Exercise aim: List each line of the data that holds the word "this".

Material to process:
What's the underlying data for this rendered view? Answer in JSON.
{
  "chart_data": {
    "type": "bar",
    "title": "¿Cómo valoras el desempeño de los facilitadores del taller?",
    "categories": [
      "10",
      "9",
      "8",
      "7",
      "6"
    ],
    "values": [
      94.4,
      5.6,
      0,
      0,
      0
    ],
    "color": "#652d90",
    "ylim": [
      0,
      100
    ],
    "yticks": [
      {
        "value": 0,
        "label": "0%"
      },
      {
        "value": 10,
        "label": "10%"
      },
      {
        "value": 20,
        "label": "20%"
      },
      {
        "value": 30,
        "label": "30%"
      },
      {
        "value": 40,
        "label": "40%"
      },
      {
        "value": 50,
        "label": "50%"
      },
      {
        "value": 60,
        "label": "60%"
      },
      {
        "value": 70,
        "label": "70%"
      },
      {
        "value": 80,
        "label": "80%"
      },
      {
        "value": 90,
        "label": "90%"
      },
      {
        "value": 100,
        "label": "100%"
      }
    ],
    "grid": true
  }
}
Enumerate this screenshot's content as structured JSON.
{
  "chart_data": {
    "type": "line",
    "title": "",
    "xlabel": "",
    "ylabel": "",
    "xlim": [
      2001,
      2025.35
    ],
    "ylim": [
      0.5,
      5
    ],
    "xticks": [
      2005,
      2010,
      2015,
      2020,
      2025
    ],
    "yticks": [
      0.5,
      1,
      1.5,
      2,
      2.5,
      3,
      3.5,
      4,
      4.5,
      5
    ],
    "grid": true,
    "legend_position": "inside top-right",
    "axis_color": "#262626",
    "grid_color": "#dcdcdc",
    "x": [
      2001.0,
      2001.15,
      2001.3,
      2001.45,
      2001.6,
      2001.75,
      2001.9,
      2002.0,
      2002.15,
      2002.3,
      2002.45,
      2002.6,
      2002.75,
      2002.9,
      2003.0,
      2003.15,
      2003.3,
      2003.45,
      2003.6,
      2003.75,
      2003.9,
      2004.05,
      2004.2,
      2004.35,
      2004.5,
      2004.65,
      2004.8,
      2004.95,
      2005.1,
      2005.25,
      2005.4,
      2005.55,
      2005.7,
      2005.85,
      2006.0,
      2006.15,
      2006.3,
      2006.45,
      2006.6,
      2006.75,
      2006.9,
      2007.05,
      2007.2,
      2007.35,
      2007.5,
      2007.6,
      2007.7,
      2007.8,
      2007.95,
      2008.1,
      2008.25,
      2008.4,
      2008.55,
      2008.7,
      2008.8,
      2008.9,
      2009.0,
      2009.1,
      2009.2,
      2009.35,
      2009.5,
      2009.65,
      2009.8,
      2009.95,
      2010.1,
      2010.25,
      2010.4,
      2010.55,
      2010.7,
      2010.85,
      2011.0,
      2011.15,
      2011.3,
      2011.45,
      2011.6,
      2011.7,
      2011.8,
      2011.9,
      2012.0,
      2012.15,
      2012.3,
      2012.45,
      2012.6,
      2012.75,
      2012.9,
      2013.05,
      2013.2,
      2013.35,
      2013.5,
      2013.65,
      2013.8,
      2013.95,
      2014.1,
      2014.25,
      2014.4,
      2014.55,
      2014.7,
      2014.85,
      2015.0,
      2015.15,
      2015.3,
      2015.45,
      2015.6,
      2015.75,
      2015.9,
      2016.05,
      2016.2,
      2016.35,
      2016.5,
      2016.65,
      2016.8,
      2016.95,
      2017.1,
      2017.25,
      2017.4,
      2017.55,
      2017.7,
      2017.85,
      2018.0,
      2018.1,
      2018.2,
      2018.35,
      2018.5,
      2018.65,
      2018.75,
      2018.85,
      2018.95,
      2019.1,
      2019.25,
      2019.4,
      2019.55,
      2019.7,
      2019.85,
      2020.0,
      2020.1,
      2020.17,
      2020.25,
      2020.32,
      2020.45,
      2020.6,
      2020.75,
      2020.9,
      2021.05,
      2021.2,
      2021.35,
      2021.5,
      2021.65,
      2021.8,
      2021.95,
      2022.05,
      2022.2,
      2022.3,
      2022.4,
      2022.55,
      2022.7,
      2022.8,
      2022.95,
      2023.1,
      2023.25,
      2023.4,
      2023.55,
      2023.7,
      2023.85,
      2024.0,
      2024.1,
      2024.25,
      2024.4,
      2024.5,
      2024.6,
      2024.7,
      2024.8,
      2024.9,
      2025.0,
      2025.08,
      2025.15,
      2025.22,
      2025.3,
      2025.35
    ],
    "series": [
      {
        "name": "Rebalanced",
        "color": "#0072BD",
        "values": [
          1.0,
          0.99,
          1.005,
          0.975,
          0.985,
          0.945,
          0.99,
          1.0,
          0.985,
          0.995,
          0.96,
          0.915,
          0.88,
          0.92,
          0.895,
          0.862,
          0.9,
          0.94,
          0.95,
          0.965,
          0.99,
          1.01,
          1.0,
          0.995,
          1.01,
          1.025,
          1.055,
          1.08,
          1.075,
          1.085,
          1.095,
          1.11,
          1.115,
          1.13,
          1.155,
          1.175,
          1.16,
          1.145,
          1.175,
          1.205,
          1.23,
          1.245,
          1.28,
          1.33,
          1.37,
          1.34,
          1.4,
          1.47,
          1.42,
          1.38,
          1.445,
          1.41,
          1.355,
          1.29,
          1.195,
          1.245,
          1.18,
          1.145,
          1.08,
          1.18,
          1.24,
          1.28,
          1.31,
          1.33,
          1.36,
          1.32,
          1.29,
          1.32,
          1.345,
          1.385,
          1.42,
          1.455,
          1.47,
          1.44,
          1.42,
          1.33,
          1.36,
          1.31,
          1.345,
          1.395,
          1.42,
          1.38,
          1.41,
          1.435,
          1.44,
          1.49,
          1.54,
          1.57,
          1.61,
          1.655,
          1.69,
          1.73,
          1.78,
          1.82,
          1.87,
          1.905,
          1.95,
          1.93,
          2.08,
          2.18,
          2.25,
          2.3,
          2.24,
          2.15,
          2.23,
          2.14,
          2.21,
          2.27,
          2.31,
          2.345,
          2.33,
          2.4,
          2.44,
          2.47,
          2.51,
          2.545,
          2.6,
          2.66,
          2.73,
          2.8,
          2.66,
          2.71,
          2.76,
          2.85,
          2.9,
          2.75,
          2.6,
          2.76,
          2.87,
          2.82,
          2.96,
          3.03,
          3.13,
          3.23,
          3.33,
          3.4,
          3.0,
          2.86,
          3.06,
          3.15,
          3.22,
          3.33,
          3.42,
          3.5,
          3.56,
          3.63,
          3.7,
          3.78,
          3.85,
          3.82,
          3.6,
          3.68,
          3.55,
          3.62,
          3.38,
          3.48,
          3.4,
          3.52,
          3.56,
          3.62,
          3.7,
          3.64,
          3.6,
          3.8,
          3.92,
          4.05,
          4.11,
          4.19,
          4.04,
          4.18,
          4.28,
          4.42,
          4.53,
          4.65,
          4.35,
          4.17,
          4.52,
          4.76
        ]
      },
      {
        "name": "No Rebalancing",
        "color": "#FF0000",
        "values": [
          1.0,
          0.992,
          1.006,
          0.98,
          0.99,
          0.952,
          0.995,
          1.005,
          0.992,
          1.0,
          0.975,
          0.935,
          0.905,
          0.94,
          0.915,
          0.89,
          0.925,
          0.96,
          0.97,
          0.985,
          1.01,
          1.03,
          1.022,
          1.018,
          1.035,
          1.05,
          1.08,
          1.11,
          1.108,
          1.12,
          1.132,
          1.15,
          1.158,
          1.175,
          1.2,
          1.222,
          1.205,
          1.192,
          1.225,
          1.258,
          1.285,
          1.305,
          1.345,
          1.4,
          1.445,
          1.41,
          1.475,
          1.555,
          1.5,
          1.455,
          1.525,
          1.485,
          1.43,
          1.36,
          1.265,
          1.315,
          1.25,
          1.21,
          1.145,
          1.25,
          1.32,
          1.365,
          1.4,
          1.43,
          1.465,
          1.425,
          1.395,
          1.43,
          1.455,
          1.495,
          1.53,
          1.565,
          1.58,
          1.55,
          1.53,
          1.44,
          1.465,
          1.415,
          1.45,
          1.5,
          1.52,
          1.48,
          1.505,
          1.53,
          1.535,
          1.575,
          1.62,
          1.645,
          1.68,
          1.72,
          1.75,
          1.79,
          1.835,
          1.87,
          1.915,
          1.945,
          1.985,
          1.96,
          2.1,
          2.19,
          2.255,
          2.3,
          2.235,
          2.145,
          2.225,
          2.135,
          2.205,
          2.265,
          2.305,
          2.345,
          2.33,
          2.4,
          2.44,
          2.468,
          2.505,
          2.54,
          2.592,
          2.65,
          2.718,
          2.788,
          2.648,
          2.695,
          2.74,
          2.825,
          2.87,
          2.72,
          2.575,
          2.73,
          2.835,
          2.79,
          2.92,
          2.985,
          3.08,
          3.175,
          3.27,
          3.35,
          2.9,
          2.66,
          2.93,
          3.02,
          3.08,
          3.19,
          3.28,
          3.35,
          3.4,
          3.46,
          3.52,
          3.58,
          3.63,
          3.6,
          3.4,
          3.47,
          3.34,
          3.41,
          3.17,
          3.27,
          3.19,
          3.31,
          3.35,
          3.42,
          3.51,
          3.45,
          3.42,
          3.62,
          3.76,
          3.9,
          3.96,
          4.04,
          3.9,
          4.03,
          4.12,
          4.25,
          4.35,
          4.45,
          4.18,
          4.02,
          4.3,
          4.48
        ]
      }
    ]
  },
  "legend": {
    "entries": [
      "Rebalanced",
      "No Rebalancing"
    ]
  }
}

Expected output:
What's the underlying data for this rendered view? Answer in JSON.
Enumerate this screenshot's content as structured JSON.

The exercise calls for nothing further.